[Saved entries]
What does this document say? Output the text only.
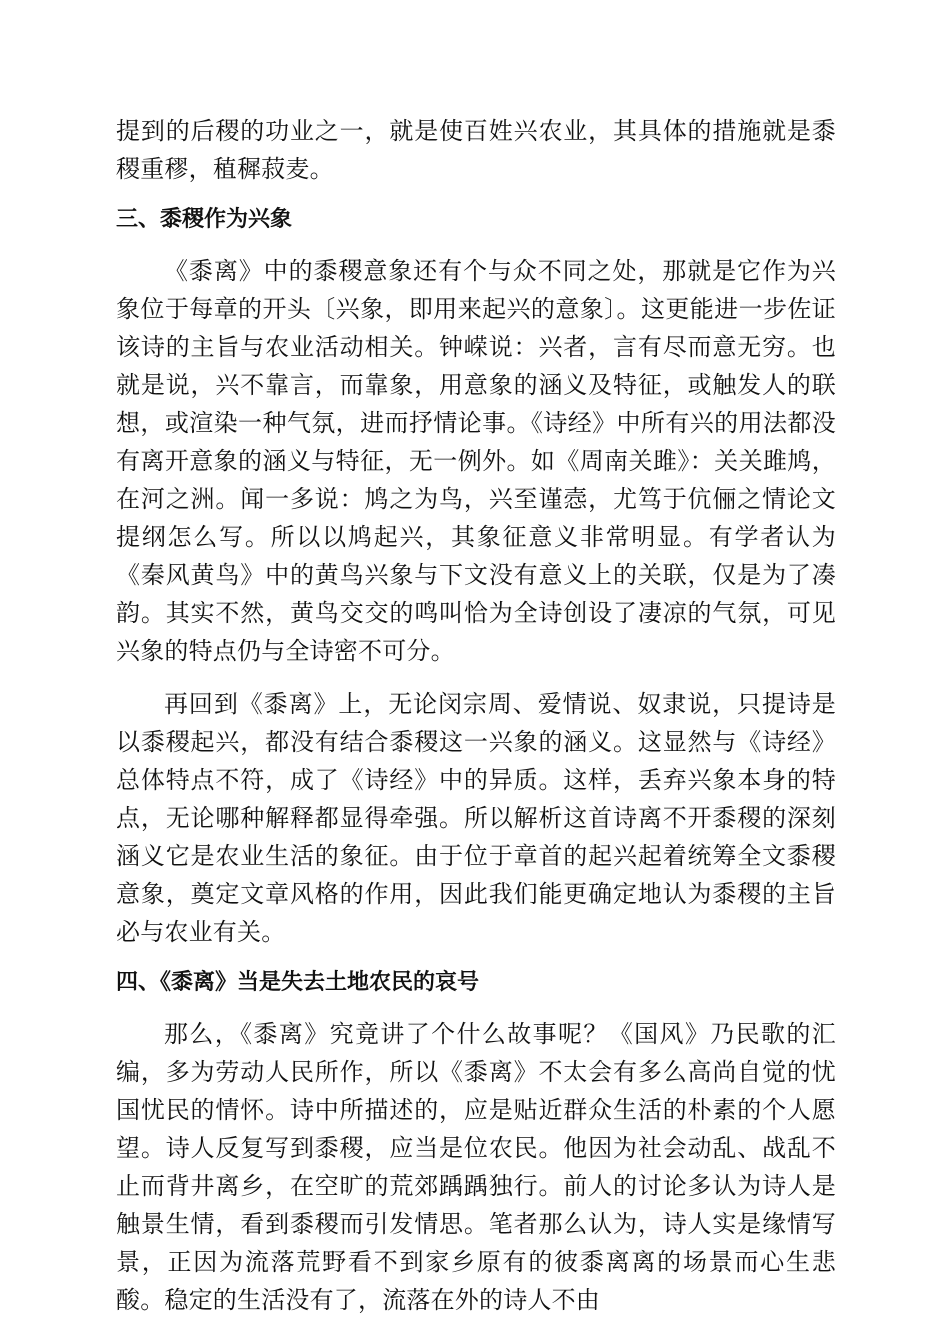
提到的后稷的功业之一，就是使百姓兴农业，其具体的措施就是黍稷重穋，稙穉菽麦。

三、黍稷作为兴象

《黍离》中的黍稷意象还有个与众不同之处，那就是它作为兴象位于每章的开头〔兴象，即用来起兴的意象〕。这更能进一步佐证该诗的主旨与农业活动相关。钟嵘说：兴者，言有尽而意无穷。也就是说，兴不靠言，而靠象，用意象的涵义及特征，或触发人的联想，或渲染一种气氛，进而抒情论事。《诗经》中所有兴的用法都没有离开意象的涵义与特征，无一例外。如《周南关雎》：关关雎鸠，在河之洲。闻一多说：鸠之为鸟，兴至谨悫，尤笃于伉俪之情论文提纲怎么写。所以以鸠起兴，其象征意义非常明显。有学者认为《秦风黄鸟》中的黄鸟兴象与下文没有意义上的关联，仅是为了凑韵。其实不然，黄鸟交交的鸣叫恰为全诗创设了凄凉的气氛，可见兴象的特点仍与全诗密不可分。

再回到《黍离》上，无论闵宗周、爱情说、奴隶说，只提诗是以黍稷起兴，都没有结合黍稷这一兴象的涵义。这显然与《诗经》总体特点不符，成了《诗经》中的异质。这样，丢弃兴象本身的特点，无论哪种解释都显得牵强。所以解析这首诗离不开黍稷的深刻涵义它是农业生活的象征。由于位于章首的起兴起着统筹全文黍稷意象，奠定文章风格的作用，因此我们能更确定地认为黍稷的主旨必与农业有关。

四、《黍离》当是失去土地农民的哀号

那么，《黍离》究竟讲了个什么故事呢？《国风》乃民歌的汇编，多为劳动人民所作，所以《黍离》不太会有多么高尚自觉的忧国忧民的情怀。诗中所描述的，应是贴近群众生活的朴素的个人愿望。诗人反复写到黍稷，应当是位农民。他因为社会动乱、战乱不止而背井离乡，在空旷的荒郊踽踽独行。前人的讨论多认为诗人是触景生情，看到黍稷而引发情思。笔者那么认为，诗人实是缘情写景，正因为流落荒野看不到家乡原有的彼黍离离的场景而心生悲酸。稳定的生活没有了，流落在外的诗人不由
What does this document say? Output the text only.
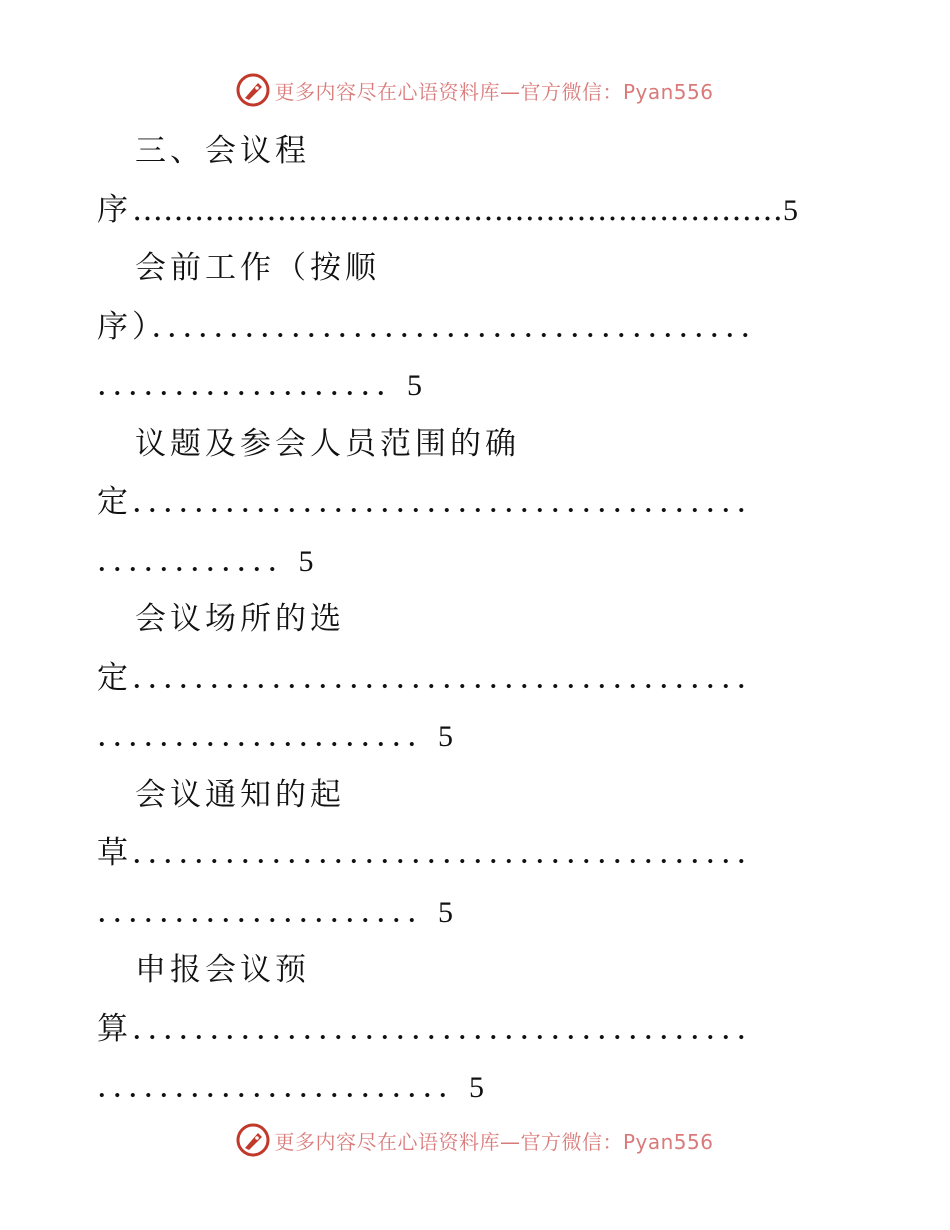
更多内容尽在心语资料库—官方微信：Pyan556
三、会议程
序………………………………………………………5
会前工作（按顺
序）．．．．．．．．．．．．．．．．．．．．．．．．．．．．．．．．．．．．．．．
．．．．．．．．．．．．．．．．．．．5
议题及参会人员范围的确
定．．．．．．．．．．．．．．．．．．．．．．．．．．．．．．．．．．．．．．．．
．．．．．．．．．．．．5
会议场所的选
定．．．．．．．．．．．．．．．．．．．．．．．．．．．．．．．．．．．．．．．．
．．．．．．．．．．．．．．．．．．．．．5
会议通知的起
草．．．．．．．．．．．．．．．．．．．．．．．．．．．．．．．．．．．．．．．．
．．．．．．．．．．．．．．．．．．．．．5
申报会议预
算．．．．．．．．．．．．．．．．．．．．．．．．．．．．．．．．．．．．．．．．
．．．．．．．．．．．．．．．．．．．．．．．5
更多内容尽在心语资料库—官方微信：Pyan556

— BRIEF —
Reproduce each line exactly, please, except for any pictures.

— THE SOLUTION —
What does this document say? Output the text only.
提到的后稷的功业之一，就是使百姓兴农业，其具体的措施就是黍稷重穋，稙穉菽麦。

三、黍稷作为兴象

《黍离》中的黍稷意象还有个与众不同之处，那就是它作为兴象位于每章的开头〔兴象，即用来起兴的意象〕。这更能进一步佐证该诗的主旨与农业活动相关。钟嵘说：兴者，言有尽而意无穷。也就是说，兴不靠言，而靠象，用意象的涵义及特征，或触发人的联想，或渲染一种气氛，进而抒情论事。《诗经》中所有兴的用法都没有离开意象的涵义与特征，无一例外。如《周南关雎》：关关雎鸠，在河之洲。闻一多说：鸠之为鸟，兴至谨悫，尤笃于伉俪之情论文提纲怎么写。所以以鸠起兴，其象征意义非常明显。有学者认为《秦风黄鸟》中的黄鸟兴象与下文没有意义上的关联，仅是为了凑韵。其实不然，黄鸟交交的鸣叫恰为全诗创设了凄凉的气氛，可见兴象的特点仍与全诗密不可分。

再回到《黍离》上，无论闵宗周、爱情说、奴隶说，只提诗是以黍稷起兴，都没有结合黍稷这一兴象的涵义。这显然与《诗经》总体特点不符，成了《诗经》中的异质。这样，丢弃兴象本身的特点，无论哪种解释都显得牵强。所以解析这首诗离不开黍稷的深刻涵义它是农业生活的象征。由于位于章首的起兴起着统筹全文黍稷意象，奠定文章风格的作用，因此我们能更确定地认为黍稷的主旨必与农业有关。

四、《黍离》当是失去土地农民的哀号

那么，《黍离》究竟讲了个什么故事呢？《国风》乃民歌的汇编，多为劳动人民所作，所以《黍离》不太会有多么高尚自觉的忧国忧民的情怀。诗中所描述的，应是贴近群众生活的朴素的个人愿望。诗人反复写到黍稷，应当是位农民。他因为社会动乱、战乱不止而背井离乡，在空旷的荒郊踽踽独行。前人的讨论多认为诗人是触景生情，看到黍稷而引发情思。笔者那么认为，诗人实是缘情写景，正因为流落荒野看不到家乡原有的彼黍离离的场景而心生悲酸。稳定的生活没有了，流落在外的诗人不由
What does this document say? Output the text only.
更多内容尽在心语资料库—官方微信：Pyan556
三、会议程
序………………………………………………………5
会前工作（按顺
序）．．．．．．．．．．．．．．．．．．．．．．．．．．．．．．．．．．．．．．．
．．．．．．．．．．．．．．．．．．．5
议题及参会人员范围的确
定．．．．．．．．．．．．．．．．．．．．．．．．．．．．．．．．．．．．．．．．
．．．．．．．．．．．．5
会议场所的选
定．．．．．．．．．．．．．．．．．．．．．．．．．．．．．．．．．．．．．．．．
．．．．．．．．．．．．．．．．．．．．．5
会议通知的起
草．．．．．．．．．．．．．．．．．．．．．．．．．．．．．．．．．．．．．．．．
．．．．．．．．．．．．．．．．．．．．．5
申报会议预
算．．．．．．．．．．．．．．．．．．．．．．．．．．．．．．．．．．．．．．．．
．．．．．．．．．．．．．．．．．．．．．．．5
更多内容尽在心语资料库—官方微信：Pyan556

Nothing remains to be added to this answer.